### [SHORT TASK]
Set the following entries down again exactly, line by line.
** begin RECORDS FOR PROCESSING **
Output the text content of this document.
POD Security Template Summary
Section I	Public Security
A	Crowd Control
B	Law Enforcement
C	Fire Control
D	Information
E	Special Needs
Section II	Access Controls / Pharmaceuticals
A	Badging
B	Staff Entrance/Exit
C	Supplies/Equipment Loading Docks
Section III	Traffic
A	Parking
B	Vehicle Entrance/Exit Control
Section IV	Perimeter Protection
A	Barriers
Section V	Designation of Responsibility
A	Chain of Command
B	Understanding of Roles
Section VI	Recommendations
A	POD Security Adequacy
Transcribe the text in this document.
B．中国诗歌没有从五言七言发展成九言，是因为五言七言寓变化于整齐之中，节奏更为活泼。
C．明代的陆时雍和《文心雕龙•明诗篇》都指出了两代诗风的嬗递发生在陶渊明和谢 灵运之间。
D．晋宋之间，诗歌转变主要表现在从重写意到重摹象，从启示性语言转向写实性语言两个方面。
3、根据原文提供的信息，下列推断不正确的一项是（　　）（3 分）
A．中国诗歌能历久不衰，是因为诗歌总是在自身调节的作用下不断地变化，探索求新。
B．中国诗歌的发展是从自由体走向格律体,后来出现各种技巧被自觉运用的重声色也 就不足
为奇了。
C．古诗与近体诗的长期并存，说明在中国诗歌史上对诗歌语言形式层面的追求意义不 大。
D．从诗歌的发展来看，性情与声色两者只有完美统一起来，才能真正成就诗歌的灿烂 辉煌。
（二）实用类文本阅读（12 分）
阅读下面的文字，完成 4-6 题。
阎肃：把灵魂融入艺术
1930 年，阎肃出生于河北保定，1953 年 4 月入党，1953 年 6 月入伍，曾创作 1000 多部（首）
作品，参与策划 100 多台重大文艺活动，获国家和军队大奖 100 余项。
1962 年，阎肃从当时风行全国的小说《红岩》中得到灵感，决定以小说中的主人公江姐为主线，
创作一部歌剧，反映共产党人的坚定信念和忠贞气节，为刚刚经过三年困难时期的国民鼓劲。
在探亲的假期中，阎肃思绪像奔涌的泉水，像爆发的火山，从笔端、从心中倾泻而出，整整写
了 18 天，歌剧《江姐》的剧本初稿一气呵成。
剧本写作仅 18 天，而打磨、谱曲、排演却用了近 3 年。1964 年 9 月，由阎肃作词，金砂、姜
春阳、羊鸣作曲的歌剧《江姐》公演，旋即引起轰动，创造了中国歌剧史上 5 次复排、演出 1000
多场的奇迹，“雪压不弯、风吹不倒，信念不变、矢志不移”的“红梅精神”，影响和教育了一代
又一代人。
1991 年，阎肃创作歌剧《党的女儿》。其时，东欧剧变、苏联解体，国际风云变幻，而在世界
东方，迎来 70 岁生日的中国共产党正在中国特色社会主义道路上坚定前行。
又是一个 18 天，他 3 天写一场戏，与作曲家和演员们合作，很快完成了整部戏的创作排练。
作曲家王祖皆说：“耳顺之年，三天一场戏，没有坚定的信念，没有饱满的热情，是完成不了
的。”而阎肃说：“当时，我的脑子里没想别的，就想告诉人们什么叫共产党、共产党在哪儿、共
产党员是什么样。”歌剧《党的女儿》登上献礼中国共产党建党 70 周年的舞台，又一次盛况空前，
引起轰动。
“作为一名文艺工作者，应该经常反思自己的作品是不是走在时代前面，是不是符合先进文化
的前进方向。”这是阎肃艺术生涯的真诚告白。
** end RECORDS FOR PROCESSING **
### [WRITTEN ANSWER]
Output the text content of this document.
POD Security Template Summary
Section I	Public Security
A	Crowd Control
B	Law Enforcement
C	Fire Control
D	Information
E	Special Needs
Section II	Access Controls / Pharmaceuticals
A	Badging
B	Staff Entrance/Exit
C	Supplies/Equipment Loading Docks
Section III	Traffic
A	Parking
B	Vehicle Entrance/Exit Control
Section IV	Perimeter Protection
A	Barriers
Section V	Designation of Responsibility
A	Chain of Command
B	Understanding of Roles
Section VI	Recommendations
A	POD Security Adequacy
Transcribe the text in this document.
B．中国诗歌没有从五言七言发展成九言，是因为五言七言寓变化于整齐之中，节奏更为活泼。
C．明代的陆时雍和《文心雕龙•明诗篇》都指出了两代诗风的嬗递发生在陶渊明和谢 灵运之间。
D．晋宋之间，诗歌转变主要表现在从重写意到重摹象，从启示性语言转向写实性语言两个方面。
3、根据原文提供的信息，下列推断不正确的一项是（　　）（3 分）
A．中国诗歌能历久不衰，是因为诗歌总是在自身调节的作用下不断地变化，探索求新。
B．中国诗歌的发展是从自由体走向格律体,后来出现各种技巧被自觉运用的重声色也 就不足
为奇了。
C．古诗与近体诗的长期并存，说明在中国诗歌史上对诗歌语言形式层面的追求意义不 大。
D．从诗歌的发展来看，性情与声色两者只有完美统一起来，才能真正成就诗歌的灿烂 辉煌。
（二）实用类文本阅读（12 分）
阅读下面的文字，完成 4-6 题。
阎肃：把灵魂融入艺术
1930 年，阎肃出生于河北保定，1953 年 4 月入党，1953 年 6 月入伍，曾创作 1000 多部（首）
作品，参与策划 100 多台重大文艺活动，获国家和军队大奖 100 余项。
1962 年，阎肃从当时风行全国的小说《红岩》中得到灵感，决定以小说中的主人公江姐为主线，
创作一部歌剧，反映共产党人的坚定信念和忠贞气节，为刚刚经过三年困难时期的国民鼓劲。
在探亲的假期中，阎肃思绪像奔涌的泉水，像爆发的火山，从笔端、从心中倾泻而出，整整写
了 18 天，歌剧《江姐》的剧本初稿一气呵成。
剧本写作仅 18 天，而打磨、谱曲、排演却用了近 3 年。1964 年 9 月，由阎肃作词，金砂、姜
春阳、羊鸣作曲的歌剧《江姐》公演，旋即引起轰动，创造了中国歌剧史上 5 次复排、演出 1000
多场的奇迹，“雪压不弯、风吹不倒，信念不变、矢志不移”的“红梅精神”，影响和教育了一代
又一代人。
1991 年，阎肃创作歌剧《党的女儿》。其时，东欧剧变、苏联解体，国际风云变幻，而在世界
东方，迎来 70 岁生日的中国共产党正在中国特色社会主义道路上坚定前行。
又是一个 18 天，他 3 天写一场戏，与作曲家和演员们合作，很快完成了整部戏的创作排练。
作曲家王祖皆说：“耳顺之年，三天一场戏，没有坚定的信念，没有饱满的热情，是完成不了
的。”而阎肃说：“当时，我的脑子里没想别的，就想告诉人们什么叫共产党、共产党在哪儿、共
产党员是什么样。”歌剧《党的女儿》登上献礼中国共产党建党 70 周年的舞台，又一次盛况空前，
引起轰动。
“作为一名文艺工作者，应该经常反思自己的作品是不是走在时代前面，是不是符合先进文化
的前进方向。”这是阎肃艺术生涯的真诚告白。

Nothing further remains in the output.